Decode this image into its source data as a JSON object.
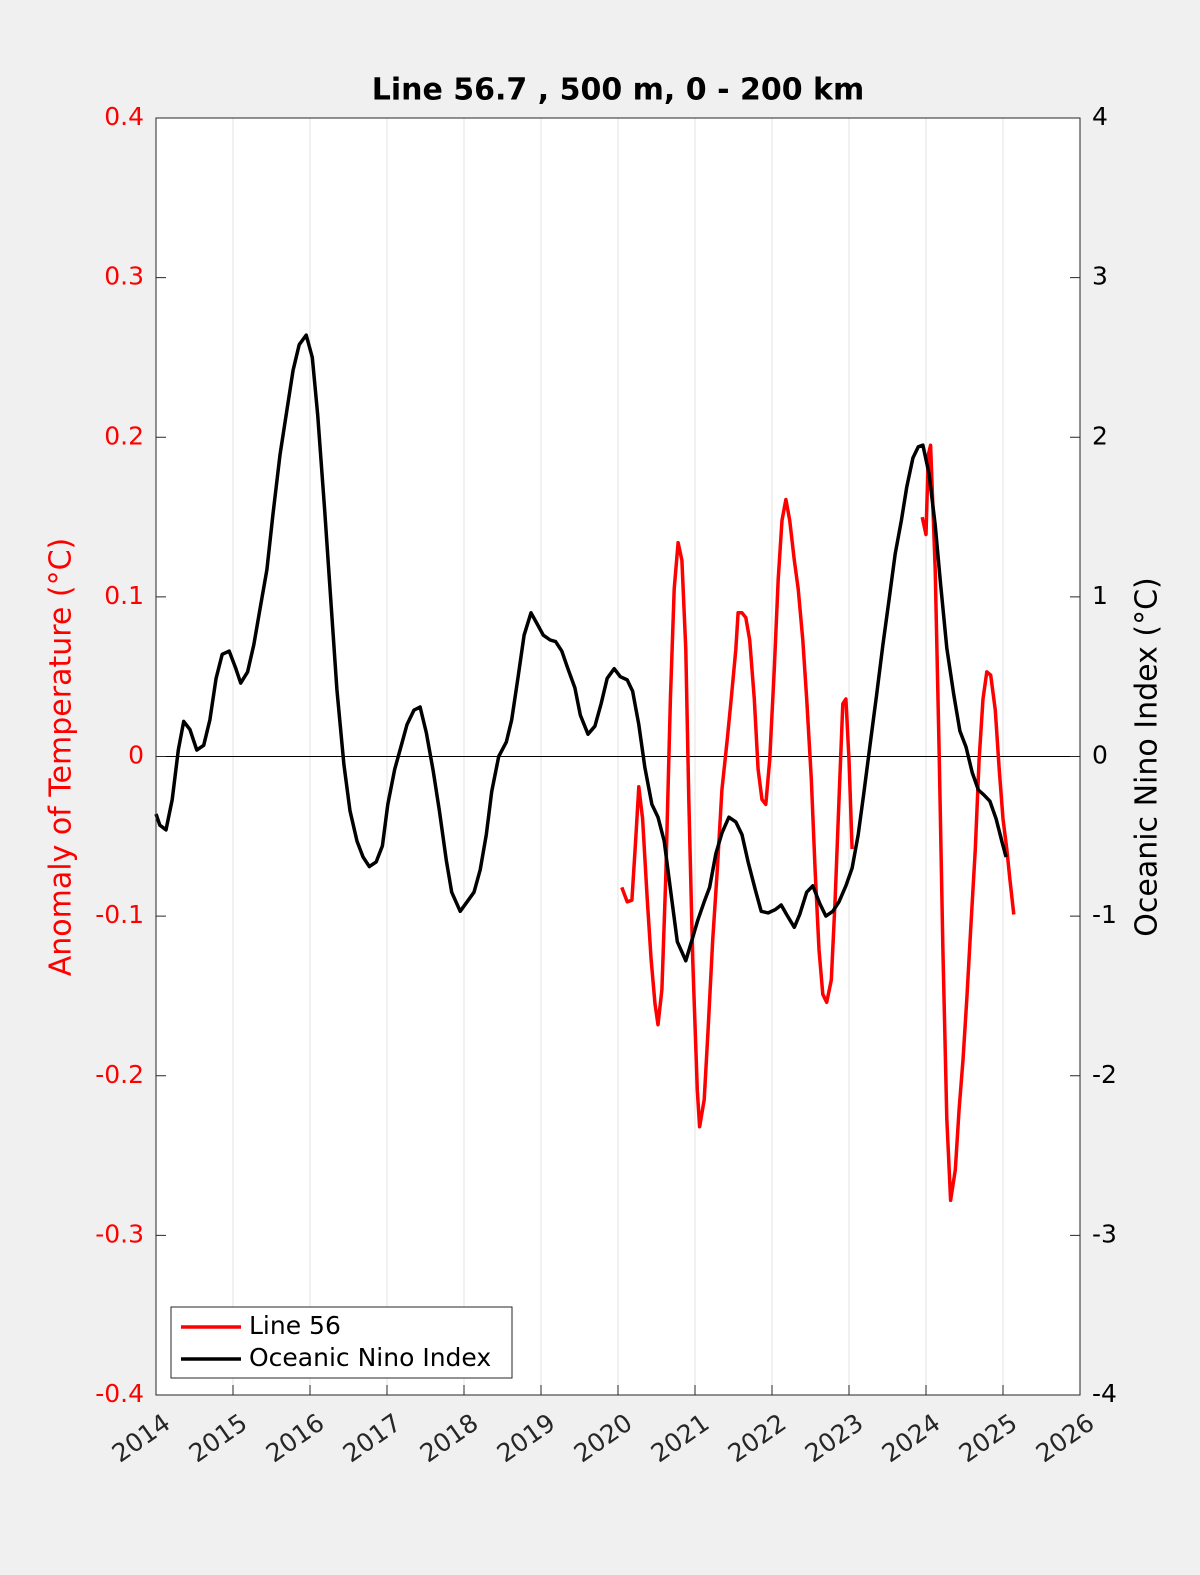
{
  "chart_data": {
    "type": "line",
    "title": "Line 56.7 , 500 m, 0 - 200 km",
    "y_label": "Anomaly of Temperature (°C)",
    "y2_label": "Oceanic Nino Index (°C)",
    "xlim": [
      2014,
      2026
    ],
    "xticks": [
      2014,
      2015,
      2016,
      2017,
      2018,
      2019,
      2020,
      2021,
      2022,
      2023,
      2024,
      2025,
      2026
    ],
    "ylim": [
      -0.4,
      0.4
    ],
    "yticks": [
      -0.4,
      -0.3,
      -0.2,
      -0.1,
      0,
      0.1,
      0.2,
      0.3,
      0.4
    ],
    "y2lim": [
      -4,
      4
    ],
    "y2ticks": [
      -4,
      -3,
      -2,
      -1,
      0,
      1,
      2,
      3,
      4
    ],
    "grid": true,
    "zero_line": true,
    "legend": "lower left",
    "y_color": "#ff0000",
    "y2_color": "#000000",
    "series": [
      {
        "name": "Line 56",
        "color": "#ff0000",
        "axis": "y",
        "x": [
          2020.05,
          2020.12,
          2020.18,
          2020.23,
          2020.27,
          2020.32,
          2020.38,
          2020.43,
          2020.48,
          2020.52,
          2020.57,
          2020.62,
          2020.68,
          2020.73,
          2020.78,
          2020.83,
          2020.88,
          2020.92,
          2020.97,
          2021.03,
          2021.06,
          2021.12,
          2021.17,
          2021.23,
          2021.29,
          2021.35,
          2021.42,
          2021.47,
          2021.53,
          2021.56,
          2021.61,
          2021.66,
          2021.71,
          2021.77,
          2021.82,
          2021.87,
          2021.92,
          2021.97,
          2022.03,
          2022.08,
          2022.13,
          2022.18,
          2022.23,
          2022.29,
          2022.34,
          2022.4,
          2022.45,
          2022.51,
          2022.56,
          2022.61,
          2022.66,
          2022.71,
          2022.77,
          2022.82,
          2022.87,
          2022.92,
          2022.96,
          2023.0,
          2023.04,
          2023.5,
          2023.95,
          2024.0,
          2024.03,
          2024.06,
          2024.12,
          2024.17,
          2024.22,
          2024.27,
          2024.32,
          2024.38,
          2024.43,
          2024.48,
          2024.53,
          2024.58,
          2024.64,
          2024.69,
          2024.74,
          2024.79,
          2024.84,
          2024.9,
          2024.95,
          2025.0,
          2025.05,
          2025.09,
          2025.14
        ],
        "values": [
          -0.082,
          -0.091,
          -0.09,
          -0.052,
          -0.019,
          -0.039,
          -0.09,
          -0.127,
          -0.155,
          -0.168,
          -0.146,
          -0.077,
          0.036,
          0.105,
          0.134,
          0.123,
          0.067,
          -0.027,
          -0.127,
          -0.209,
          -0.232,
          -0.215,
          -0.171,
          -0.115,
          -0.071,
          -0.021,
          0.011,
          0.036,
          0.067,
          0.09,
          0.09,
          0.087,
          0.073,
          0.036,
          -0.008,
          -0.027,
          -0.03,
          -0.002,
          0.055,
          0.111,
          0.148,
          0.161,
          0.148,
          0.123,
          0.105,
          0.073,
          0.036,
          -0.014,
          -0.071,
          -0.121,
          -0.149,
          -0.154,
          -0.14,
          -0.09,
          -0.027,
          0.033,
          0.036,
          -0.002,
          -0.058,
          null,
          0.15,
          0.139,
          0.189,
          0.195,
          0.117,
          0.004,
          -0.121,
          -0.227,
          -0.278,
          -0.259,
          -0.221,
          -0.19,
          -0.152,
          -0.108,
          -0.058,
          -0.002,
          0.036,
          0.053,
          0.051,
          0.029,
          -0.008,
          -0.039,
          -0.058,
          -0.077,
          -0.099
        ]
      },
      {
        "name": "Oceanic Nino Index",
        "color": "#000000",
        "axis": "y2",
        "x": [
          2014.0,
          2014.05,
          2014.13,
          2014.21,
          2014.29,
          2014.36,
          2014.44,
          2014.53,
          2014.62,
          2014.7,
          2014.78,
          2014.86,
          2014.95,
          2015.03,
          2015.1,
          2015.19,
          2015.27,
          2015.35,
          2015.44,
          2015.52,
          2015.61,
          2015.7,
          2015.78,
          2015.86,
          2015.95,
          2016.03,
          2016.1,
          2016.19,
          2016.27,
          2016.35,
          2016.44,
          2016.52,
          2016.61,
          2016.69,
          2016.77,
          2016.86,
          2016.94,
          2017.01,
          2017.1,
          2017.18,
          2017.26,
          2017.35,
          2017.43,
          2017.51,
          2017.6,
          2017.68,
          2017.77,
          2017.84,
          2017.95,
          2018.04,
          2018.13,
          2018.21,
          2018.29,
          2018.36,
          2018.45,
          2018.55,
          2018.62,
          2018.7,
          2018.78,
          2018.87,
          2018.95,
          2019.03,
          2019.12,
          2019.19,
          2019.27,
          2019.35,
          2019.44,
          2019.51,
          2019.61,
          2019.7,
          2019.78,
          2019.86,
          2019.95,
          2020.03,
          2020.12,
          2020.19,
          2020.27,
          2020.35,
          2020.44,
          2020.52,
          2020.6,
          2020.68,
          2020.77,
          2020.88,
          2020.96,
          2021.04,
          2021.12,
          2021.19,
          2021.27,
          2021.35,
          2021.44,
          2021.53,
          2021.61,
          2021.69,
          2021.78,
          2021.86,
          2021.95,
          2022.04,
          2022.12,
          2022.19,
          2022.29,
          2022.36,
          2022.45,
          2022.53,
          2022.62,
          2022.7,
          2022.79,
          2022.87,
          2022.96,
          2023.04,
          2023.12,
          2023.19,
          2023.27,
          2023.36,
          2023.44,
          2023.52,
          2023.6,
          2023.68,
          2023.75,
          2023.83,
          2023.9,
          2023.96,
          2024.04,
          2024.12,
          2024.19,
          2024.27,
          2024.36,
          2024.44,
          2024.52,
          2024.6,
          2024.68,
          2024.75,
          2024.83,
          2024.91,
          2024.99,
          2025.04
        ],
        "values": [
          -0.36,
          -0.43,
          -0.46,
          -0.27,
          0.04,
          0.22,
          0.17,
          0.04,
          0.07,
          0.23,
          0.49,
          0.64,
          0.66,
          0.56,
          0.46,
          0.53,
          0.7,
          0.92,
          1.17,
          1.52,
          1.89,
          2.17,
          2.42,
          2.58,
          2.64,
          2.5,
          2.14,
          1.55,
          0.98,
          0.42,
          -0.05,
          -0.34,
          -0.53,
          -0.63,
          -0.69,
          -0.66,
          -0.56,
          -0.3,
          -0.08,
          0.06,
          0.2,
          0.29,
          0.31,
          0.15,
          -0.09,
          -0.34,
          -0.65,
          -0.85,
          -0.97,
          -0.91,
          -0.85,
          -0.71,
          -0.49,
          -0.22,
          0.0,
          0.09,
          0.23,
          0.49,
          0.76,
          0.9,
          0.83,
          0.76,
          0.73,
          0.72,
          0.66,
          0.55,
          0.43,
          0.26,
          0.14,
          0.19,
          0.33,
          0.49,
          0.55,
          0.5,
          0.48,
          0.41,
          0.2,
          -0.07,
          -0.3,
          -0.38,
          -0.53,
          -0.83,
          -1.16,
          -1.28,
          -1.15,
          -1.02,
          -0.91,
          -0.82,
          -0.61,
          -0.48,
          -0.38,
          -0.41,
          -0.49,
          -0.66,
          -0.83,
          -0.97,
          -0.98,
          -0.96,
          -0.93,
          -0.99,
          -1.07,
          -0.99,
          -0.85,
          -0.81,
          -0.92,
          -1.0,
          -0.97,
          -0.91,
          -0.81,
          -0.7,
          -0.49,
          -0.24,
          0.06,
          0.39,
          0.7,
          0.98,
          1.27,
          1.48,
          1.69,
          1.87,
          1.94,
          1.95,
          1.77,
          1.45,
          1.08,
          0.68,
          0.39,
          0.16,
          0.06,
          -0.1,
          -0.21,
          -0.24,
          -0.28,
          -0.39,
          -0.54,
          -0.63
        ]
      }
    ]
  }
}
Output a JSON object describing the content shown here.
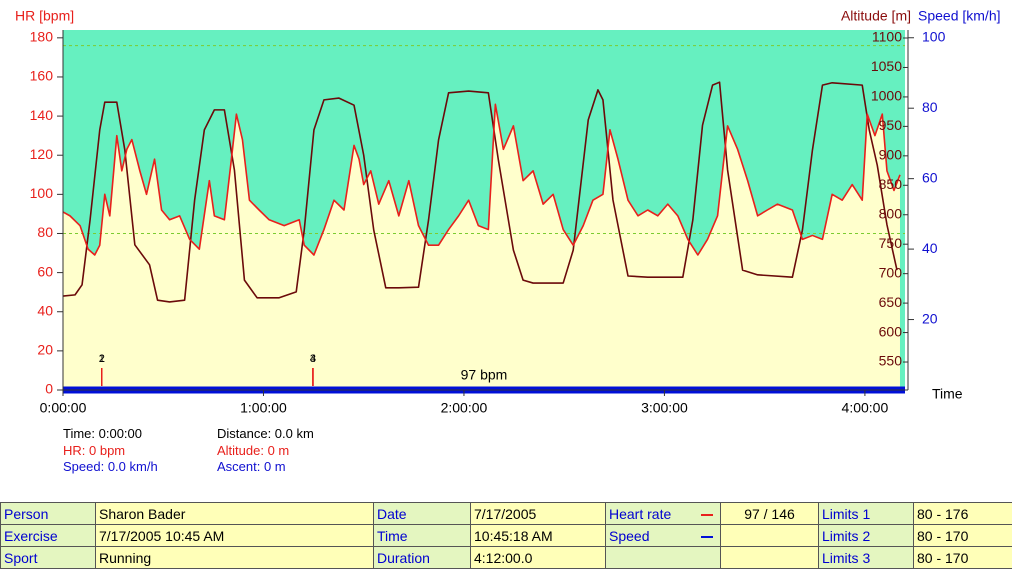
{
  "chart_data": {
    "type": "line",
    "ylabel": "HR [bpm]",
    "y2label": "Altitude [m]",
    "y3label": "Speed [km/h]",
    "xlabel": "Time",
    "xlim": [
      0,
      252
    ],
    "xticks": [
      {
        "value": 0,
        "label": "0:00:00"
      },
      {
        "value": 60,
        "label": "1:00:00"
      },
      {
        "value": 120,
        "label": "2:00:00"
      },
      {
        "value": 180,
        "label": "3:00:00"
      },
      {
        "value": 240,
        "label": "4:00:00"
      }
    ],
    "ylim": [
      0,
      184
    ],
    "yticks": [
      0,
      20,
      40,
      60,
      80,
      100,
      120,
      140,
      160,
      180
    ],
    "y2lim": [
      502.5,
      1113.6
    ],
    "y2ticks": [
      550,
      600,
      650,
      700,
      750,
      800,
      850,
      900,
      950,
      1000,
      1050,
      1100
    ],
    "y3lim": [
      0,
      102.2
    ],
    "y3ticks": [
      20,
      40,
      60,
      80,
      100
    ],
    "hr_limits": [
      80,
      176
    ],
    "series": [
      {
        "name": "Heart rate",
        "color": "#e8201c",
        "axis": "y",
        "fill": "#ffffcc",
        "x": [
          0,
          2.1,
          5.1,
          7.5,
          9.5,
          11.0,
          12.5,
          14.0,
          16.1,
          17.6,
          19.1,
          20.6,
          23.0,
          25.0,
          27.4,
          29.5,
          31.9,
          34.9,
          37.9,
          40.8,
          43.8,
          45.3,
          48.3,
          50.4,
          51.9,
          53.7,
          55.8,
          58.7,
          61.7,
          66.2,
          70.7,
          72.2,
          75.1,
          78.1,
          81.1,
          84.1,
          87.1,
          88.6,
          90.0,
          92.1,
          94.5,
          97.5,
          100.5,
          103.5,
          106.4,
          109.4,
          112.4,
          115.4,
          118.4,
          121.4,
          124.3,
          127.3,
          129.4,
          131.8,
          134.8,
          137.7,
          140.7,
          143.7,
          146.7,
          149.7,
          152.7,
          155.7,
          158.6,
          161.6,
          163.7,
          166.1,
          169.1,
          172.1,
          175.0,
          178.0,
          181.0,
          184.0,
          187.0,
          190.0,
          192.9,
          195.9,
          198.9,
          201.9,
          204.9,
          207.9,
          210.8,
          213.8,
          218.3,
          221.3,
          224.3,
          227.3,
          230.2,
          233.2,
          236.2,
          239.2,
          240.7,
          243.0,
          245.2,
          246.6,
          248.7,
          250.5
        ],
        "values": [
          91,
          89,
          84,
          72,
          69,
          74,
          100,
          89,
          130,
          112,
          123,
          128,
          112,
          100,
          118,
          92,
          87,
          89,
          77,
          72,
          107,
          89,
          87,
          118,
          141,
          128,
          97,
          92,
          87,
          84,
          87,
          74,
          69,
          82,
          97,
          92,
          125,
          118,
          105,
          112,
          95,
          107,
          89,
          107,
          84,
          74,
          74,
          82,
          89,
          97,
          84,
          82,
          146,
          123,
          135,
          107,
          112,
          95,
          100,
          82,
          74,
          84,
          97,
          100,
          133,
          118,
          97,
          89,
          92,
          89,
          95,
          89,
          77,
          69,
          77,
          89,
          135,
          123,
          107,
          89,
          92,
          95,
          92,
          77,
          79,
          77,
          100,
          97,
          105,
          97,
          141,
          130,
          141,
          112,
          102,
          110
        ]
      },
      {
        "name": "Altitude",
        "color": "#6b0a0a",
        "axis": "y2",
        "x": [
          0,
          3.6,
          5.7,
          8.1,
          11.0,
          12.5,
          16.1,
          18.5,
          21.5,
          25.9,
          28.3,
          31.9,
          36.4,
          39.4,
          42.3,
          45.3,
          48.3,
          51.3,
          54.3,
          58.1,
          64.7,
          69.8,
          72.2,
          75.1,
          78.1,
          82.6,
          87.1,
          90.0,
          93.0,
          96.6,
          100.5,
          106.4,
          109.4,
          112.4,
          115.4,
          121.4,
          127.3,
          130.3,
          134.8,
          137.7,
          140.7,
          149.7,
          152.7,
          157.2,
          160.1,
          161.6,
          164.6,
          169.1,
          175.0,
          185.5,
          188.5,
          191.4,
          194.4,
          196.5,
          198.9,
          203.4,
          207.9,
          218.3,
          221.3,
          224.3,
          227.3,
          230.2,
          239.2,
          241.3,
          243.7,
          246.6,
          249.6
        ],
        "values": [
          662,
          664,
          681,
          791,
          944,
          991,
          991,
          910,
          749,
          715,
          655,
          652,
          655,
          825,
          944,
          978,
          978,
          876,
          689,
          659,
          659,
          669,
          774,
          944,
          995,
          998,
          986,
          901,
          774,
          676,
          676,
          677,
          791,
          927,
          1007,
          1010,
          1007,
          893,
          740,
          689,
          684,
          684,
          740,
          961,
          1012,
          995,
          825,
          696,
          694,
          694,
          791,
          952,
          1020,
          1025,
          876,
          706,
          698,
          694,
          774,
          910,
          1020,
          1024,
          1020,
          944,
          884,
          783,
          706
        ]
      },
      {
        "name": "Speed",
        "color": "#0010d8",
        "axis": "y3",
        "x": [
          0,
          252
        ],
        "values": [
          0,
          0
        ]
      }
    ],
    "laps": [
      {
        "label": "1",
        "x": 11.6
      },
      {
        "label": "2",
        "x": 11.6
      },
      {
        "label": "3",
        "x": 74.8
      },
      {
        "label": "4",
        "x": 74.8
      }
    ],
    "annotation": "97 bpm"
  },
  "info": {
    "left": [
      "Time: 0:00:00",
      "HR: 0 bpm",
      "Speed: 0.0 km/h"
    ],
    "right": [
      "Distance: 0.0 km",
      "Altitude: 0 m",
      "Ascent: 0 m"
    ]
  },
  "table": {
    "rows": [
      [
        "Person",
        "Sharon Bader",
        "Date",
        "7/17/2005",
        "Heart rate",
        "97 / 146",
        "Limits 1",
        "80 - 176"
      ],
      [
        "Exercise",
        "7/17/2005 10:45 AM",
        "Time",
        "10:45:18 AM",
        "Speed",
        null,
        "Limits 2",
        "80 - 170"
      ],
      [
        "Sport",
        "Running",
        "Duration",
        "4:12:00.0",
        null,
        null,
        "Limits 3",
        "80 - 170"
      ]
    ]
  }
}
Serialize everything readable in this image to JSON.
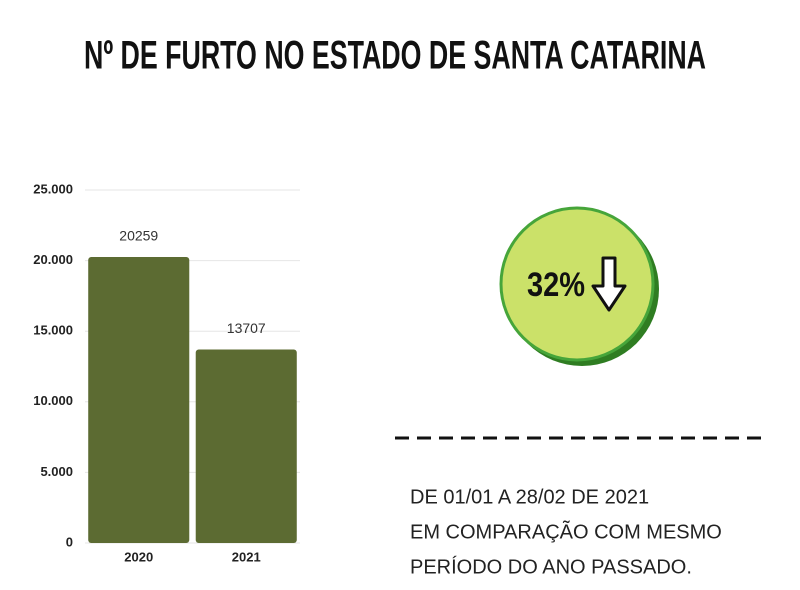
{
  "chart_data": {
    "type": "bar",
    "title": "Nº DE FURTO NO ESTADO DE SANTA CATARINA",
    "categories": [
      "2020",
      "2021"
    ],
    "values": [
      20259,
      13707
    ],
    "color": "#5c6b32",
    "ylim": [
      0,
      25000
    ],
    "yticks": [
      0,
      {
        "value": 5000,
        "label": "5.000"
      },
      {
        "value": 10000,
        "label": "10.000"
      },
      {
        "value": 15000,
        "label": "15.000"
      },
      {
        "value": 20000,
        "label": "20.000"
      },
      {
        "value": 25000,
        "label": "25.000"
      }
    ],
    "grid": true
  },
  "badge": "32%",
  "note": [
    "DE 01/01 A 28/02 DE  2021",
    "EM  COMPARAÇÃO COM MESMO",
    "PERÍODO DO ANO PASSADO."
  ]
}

[YOUR INSTRUCTIONS] Give again, unchanged, only the lines from the line containing "Serialize everything readable" to the last line of the records above. Pictures do not belong in the copy.

[IN RESPONSE]
Serialize everything readable in this image to JSON.
{
  "chart_data": {
    "type": "bar",
    "title": "Nº DE FURTO NO ESTADO DE SANTA CATARINA",
    "categories": [
      "2020",
      "2021"
    ],
    "values": [
      20259,
      13707
    ],
    "color": "#5c6b32",
    "ylim": [
      0,
      25000
    ],
    "yticks": [
      0,
      {
        "value": 5000,
        "label": "5.000"
      },
      {
        "value": 10000,
        "label": "10.000"
      },
      {
        "value": 15000,
        "label": "15.000"
      },
      {
        "value": 20000,
        "label": "20.000"
      },
      {
        "value": 25000,
        "label": "25.000"
      }
    ],
    "grid": true
  },
  "badge": "32%",
  "note": [
    "DE 01/01 A 28/02 DE  2021",
    "EM  COMPARAÇÃO COM MESMO",
    "PERÍODO DO ANO PASSADO."
  ]
}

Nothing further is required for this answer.